## Exercise
Using the listing below, select the lines with the word "выводы" and copy them.

## Supplied entries

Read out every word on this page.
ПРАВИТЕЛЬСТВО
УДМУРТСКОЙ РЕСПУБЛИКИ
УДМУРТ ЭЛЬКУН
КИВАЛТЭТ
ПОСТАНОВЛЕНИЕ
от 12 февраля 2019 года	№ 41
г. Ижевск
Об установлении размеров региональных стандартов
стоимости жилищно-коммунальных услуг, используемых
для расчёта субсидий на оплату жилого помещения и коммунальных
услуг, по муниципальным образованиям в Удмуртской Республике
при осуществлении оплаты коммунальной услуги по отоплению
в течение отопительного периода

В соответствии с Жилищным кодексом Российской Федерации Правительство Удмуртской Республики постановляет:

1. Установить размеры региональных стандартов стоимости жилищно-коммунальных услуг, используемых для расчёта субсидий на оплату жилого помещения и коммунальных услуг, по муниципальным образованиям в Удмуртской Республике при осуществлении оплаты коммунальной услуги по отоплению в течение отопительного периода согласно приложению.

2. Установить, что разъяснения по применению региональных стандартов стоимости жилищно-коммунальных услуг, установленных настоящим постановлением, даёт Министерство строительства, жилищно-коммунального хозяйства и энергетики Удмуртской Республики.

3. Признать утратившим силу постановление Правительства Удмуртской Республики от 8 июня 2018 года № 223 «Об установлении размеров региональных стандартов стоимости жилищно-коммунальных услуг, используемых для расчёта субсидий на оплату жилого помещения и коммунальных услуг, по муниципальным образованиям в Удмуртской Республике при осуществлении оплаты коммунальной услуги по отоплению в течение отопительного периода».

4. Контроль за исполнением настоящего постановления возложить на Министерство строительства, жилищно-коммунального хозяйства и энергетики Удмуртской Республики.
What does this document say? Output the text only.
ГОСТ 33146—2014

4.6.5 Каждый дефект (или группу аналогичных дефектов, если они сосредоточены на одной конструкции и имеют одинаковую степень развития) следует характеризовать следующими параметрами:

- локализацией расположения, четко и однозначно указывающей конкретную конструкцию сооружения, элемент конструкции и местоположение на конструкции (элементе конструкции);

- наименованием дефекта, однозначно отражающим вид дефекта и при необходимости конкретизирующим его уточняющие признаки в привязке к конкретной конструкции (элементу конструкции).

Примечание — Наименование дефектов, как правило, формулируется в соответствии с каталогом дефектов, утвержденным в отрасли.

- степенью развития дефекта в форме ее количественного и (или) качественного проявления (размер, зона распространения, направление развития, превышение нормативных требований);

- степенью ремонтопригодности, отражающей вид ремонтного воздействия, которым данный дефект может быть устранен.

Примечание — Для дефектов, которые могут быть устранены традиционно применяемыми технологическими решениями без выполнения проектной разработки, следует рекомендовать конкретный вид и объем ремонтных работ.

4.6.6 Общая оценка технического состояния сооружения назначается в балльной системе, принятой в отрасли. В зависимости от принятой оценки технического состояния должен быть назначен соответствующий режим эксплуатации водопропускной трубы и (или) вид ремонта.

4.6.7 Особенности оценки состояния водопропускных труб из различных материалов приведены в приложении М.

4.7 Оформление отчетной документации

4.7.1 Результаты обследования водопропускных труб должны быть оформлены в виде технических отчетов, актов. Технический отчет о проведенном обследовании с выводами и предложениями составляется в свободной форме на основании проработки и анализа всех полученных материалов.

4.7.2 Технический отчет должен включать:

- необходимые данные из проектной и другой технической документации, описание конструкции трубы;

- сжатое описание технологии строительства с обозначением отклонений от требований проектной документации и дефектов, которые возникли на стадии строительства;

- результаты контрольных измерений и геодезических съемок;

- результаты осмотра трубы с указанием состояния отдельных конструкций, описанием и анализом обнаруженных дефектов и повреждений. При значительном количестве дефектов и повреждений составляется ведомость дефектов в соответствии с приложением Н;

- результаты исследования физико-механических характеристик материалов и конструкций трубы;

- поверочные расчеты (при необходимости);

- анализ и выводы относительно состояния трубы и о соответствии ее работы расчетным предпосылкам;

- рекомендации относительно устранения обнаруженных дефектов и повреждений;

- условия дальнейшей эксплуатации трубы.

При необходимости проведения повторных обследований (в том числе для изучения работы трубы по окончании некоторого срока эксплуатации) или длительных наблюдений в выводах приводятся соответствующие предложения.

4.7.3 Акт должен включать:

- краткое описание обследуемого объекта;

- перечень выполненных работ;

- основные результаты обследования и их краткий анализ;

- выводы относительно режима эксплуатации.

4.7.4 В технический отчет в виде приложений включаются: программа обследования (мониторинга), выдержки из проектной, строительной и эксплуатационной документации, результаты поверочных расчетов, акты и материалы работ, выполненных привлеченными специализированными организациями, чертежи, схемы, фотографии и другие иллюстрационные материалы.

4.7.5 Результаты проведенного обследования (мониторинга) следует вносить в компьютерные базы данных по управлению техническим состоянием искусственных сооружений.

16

## Problem solution
- анализ и выводы относительно состояния трубы и о соответствии ее работы расчетным предпосылкам;
- выводы относительно режима эксплуатации.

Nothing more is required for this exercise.